▸ Task prompt
Give all of the lines below as a Markdown table with two columns, Row for the row number and Line for the line itself, leaving out blank lines. Keep the pictures out of the answer.

▸ Spatial annotation records
══════
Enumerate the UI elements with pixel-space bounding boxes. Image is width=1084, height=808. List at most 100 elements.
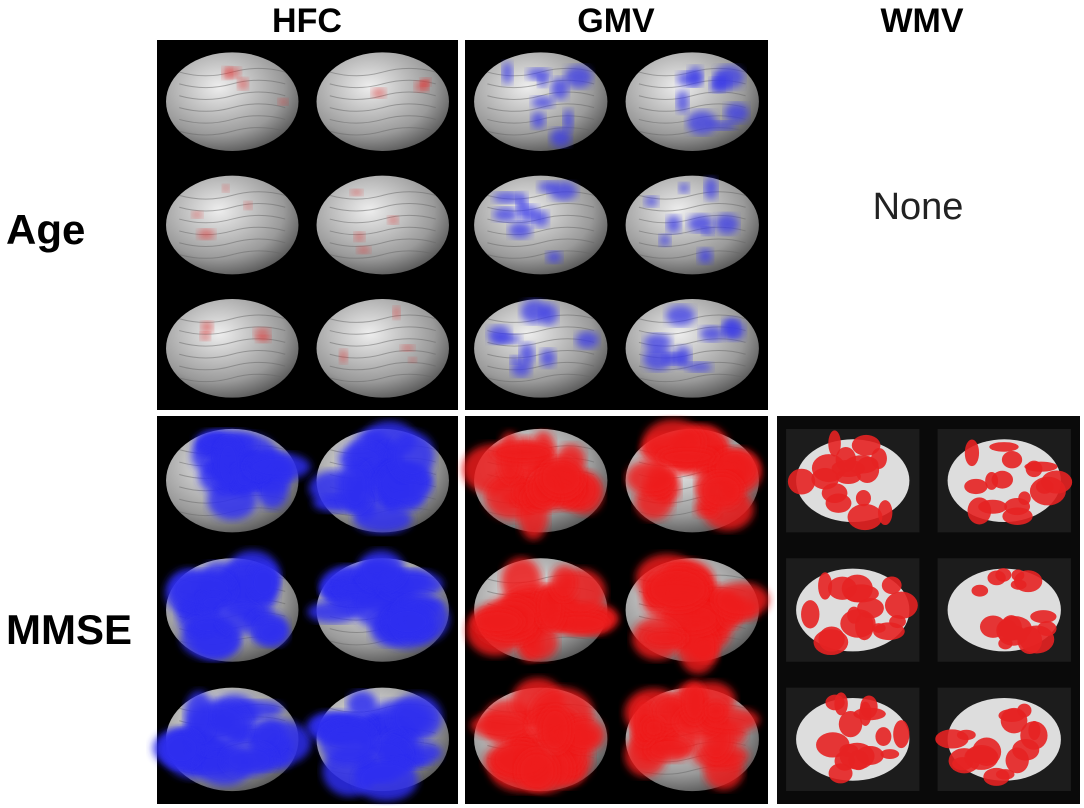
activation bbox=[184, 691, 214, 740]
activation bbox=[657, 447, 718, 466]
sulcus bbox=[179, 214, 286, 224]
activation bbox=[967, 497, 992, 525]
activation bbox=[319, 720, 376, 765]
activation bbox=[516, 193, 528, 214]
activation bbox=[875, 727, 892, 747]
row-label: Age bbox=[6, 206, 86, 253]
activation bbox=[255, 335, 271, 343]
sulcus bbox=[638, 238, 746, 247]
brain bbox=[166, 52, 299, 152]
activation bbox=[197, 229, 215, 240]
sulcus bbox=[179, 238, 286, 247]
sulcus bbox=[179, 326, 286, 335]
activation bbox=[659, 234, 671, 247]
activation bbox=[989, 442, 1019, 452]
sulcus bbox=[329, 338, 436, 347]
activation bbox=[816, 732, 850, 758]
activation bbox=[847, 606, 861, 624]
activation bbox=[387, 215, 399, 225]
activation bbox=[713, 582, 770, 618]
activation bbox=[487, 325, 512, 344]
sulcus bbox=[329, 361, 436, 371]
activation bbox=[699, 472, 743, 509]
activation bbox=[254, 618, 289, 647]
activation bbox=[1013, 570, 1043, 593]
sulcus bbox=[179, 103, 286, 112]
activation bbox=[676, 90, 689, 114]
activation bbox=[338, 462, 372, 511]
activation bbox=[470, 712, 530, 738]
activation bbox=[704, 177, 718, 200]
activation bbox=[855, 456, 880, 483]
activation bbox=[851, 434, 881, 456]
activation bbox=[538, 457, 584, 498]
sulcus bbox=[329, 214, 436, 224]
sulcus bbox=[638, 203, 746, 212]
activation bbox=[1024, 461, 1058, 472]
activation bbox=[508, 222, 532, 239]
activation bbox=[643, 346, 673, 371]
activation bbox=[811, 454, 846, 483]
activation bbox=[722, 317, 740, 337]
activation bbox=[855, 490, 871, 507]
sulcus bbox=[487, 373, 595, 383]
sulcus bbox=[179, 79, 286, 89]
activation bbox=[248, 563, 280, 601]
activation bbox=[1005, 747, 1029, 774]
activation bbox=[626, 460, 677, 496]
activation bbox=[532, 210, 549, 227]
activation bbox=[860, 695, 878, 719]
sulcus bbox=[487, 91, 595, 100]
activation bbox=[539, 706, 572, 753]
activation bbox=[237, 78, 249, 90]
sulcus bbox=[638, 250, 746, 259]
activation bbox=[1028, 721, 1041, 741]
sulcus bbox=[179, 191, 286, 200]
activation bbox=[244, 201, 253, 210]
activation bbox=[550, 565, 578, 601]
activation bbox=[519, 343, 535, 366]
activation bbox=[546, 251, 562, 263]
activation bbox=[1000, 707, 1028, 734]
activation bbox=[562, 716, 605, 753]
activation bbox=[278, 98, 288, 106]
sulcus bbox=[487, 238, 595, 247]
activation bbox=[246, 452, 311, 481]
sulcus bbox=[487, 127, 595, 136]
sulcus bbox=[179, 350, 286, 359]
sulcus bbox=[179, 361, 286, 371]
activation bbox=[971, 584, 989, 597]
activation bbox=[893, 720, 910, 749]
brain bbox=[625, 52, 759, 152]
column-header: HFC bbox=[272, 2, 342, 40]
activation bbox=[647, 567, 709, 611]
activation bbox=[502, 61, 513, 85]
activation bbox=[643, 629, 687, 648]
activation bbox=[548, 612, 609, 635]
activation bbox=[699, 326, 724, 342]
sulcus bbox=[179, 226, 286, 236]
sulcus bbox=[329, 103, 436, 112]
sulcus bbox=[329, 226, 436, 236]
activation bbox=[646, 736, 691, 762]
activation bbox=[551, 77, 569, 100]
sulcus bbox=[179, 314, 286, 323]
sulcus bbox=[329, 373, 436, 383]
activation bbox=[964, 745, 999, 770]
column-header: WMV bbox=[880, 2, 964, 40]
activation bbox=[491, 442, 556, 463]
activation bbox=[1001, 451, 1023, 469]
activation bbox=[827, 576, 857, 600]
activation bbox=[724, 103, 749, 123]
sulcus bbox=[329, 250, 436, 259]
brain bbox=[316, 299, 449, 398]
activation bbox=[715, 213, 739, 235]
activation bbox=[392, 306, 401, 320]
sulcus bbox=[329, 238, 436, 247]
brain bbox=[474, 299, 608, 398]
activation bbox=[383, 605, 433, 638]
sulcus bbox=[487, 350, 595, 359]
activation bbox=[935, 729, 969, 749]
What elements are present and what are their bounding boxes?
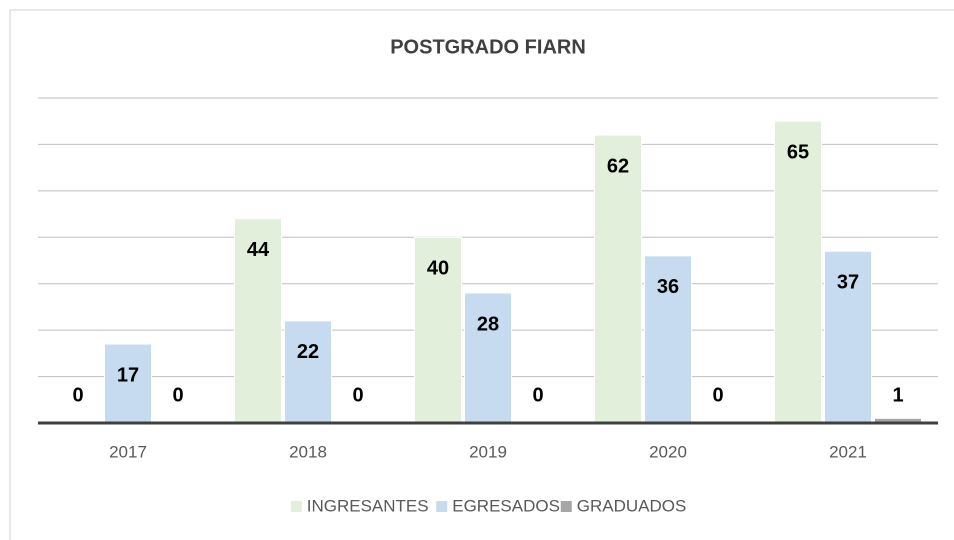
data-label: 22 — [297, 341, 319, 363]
══════
▸ Result of this exercise
| Row | Line |
|---|---|
| 1 | Enumerate the UI elements with pixel-space bounding boxes. Image is width=1084, height=808. List at most 100 elements. |
| 2 | activation bbox=[184, 691, 214, 740] |
| 3 | activation bbox=[657, 447, 718, 466] |
| 4 | sulcus bbox=[179, 214, 286, 224] |
| 5 | activation bbox=[967, 497, 992, 525] |
| 6 | activation bbox=[319, 720, 376, 765] |
| 7 | activation bbox=[516, 193, 528, 214] |
| 8 | activation bbox=[875, 727, 892, 747] |
| 9 | row-label: Age bbox=[6, 206, 86, 253] |
| 10 | activation bbox=[255, 335, 271, 343] |
| 11 | sulcus bbox=[638, 238, 746, 247] |
| 12 | brain bbox=[166, 52, 299, 152] |
| 13 | activation bbox=[197, 229, 215, 240] |
| 14 | sulcus bbox=[179, 238, 286, 247] |
| 15 | sulcus bbox=[179, 326, 286, 335] |
| 16 | activation bbox=[659, 234, 671, 247] |
| 17 | activation bbox=[989, 442, 1019, 452] |
| 18 | sulcus bbox=[329, 338, 436, 347] |
| 19 | activation bbox=[816, 732, 850, 758] |
| 20 | activation bbox=[847, 606, 861, 624] |
| 21 | activation bbox=[387, 215, 399, 225] |
| 22 | activation bbox=[713, 582, 770, 618] |
| 23 | activation bbox=[487, 325, 512, 344] |
| 24 | sulcus bbox=[329, 361, 436, 371] |
| 25 | activation bbox=[699, 472, 743, 509] |
| 26 | activation bbox=[254, 618, 289, 647] |
| 27 | activation bbox=[1013, 570, 1043, 593] |
| 28 | sulcus bbox=[179, 103, 286, 112] |
| 29 | activation bbox=[676, 90, 689, 114] |
| 30 | activation bbox=[338, 462, 372, 511] |
| 31 | activation bbox=[470, 712, 530, 738] |
| 32 | activation bbox=[704, 177, 718, 200] |
| 33 | activation bbox=[855, 456, 880, 483] |
| 34 | activation bbox=[851, 434, 881, 456] |
| 35 | activation bbox=[538, 457, 584, 498] |
| 36 | sulcus bbox=[329, 214, 436, 224] |
| 37 | sulcus bbox=[638, 203, 746, 212] |
| 38 | activation bbox=[1024, 461, 1058, 472] |
| 39 | activation bbox=[508, 222, 532, 239] |
| 40 | activation bbox=[643, 346, 673, 371] |
| 41 | activation bbox=[811, 454, 846, 483] |
| 42 | activation bbox=[722, 317, 740, 337] |
| 43 | activation bbox=[855, 490, 871, 507] |
| 44 | sulcus bbox=[487, 373, 595, 383] |
| 45 | sulcus bbox=[179, 79, 286, 89] |
| 46 | activation bbox=[248, 563, 280, 601] |
| 47 | activation bbox=[1005, 747, 1029, 774] |
| 48 | activation bbox=[626, 460, 677, 496] |
| 49 | activation bbox=[532, 210, 549, 227] |
| 50 | activation bbox=[860, 695, 878, 719] |
| 51 | sulcus bbox=[487, 91, 595, 100] |
| 52 | activation bbox=[539, 706, 572, 753] |
| 53 | activation bbox=[237, 78, 249, 90] |
| 54 | sulcus bbox=[638, 250, 746, 259] |
| 55 | activation bbox=[1028, 721, 1041, 741] |
| 56 | sulcus bbox=[179, 191, 286, 200] |
| 57 | activation bbox=[244, 201, 253, 210] |
| 58 | activation bbox=[550, 565, 578, 601] |
| 59 | activation bbox=[519, 343, 535, 366] |
| 60 | activation bbox=[546, 251, 562, 263] |
| 61 | activation bbox=[1000, 707, 1028, 734] |
| 62 | activation bbox=[562, 716, 605, 753] |
| 63 | activation bbox=[278, 98, 288, 106] |
| 64 | sulcus bbox=[487, 238, 595, 247] |
| 65 | activation bbox=[246, 452, 311, 481] |
| 66 | sulcus bbox=[487, 127, 595, 136] |
| 67 | sulcus bbox=[179, 350, 286, 359] |
| 68 | sulcus bbox=[179, 361, 286, 371] |
| 69 | activation bbox=[971, 584, 989, 597] |
| 70 | activation bbox=[893, 720, 910, 749] |
| 71 | brain bbox=[625, 52, 759, 152] |
| 72 | column-header: HFC bbox=[272, 2, 342, 40] |
| 73 | activation bbox=[647, 567, 709, 611] |
| 74 | activation bbox=[502, 61, 513, 85] |
| 75 | activation bbox=[643, 629, 687, 648] |
| 76 | activation bbox=[548, 612, 609, 635] |
| 77 | activation bbox=[699, 326, 724, 342] |
| 78 | sulcus bbox=[179, 226, 286, 236] |
| 79 | sulcus bbox=[329, 103, 436, 112] |
| 80 | sulcus bbox=[329, 226, 436, 236] |
| 81 | activation bbox=[646, 736, 691, 762] |
| 82 | activation bbox=[551, 77, 569, 100] |
| 83 | sulcus bbox=[179, 314, 286, 323] |
| 84 | sulcus bbox=[329, 373, 436, 383] |
| 85 | activation bbox=[964, 745, 999, 770] |
| 86 | column-header: WMV bbox=[880, 2, 964, 40] |
| 87 | activation bbox=[491, 442, 556, 463] |
| 88 | activation bbox=[1001, 451, 1023, 469] |
| 89 | activation bbox=[827, 576, 857, 600] |
| 90 | activation bbox=[724, 103, 749, 123] |
| 91 | sulcus bbox=[329, 250, 436, 259] |
| 92 | brain bbox=[316, 299, 449, 398] |
| 93 | activation bbox=[715, 213, 739, 235] |
| 94 | activation bbox=[392, 306, 401, 320] |
| 95 | sulcus bbox=[329, 238, 436, 247] |
| 96 | brain bbox=[474, 299, 608, 398] |
| 97 | activation bbox=[383, 605, 433, 638] |
| 98 | sulcus bbox=[487, 350, 595, 359] |
| 99 | activation bbox=[935, 729, 969, 749] |
| 100 | What elements are present and what are their bounding boxes? |
| 101 | data-label: 22 — [297, 341, 319, 363] |